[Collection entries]
────────────────────
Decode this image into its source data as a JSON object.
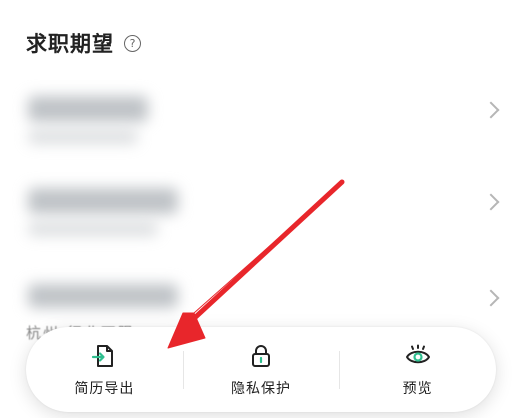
{
  "section": {
    "title": "求职期望",
    "help_icon": "question-circle-icon"
  },
  "rows": [
    {
      "content": "blurred",
      "chevron_icon": "chevron-right-icon"
    },
    {
      "content": "blurred",
      "chevron_icon": "chevron-right-icon"
    },
    {
      "content": "blurred",
      "chevron_icon": "chevron-right-icon"
    }
  ],
  "row_peek_text": "杭州 行业不限",
  "action_bar": {
    "items": [
      {
        "label": "简历导出",
        "icon": "resume-export-icon"
      },
      {
        "label": "隐私保护",
        "icon": "lock-icon"
      },
      {
        "label": "预览",
        "icon": "eye-icon"
      }
    ]
  },
  "annotation": {
    "arrow_color": "#e8262b",
    "points_to": "简历导出"
  },
  "colors": {
    "accent": "#2fbf8f",
    "text": "#222222",
    "chevron": "#b6b6b6"
  }
}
────────────────────
*WHAT YOU SHOULD DO:* All of the material above should be reproduced exactly, except the pictures.

*CORRECT OUTPUT:*
Decode this image into its source data as a JSON object.
{
  "section": {
    "title": "求职期望",
    "help_icon": "question-circle-icon"
  },
  "rows": [
    {
      "content": "blurred",
      "chevron_icon": "chevron-right-icon"
    },
    {
      "content": "blurred",
      "chevron_icon": "chevron-right-icon"
    },
    {
      "content": "blurred",
      "chevron_icon": "chevron-right-icon"
    }
  ],
  "row_peek_text": "杭州 行业不限",
  "action_bar": {
    "items": [
      {
        "label": "简历导出",
        "icon": "resume-export-icon"
      },
      {
        "label": "隐私保护",
        "icon": "lock-icon"
      },
      {
        "label": "预览",
        "icon": "eye-icon"
      }
    ]
  },
  "annotation": {
    "arrow_color": "#e8262b",
    "points_to": "简历导出"
  },
  "colors": {
    "accent": "#2fbf8f",
    "text": "#222222",
    "chevron": "#b6b6b6"
  }
}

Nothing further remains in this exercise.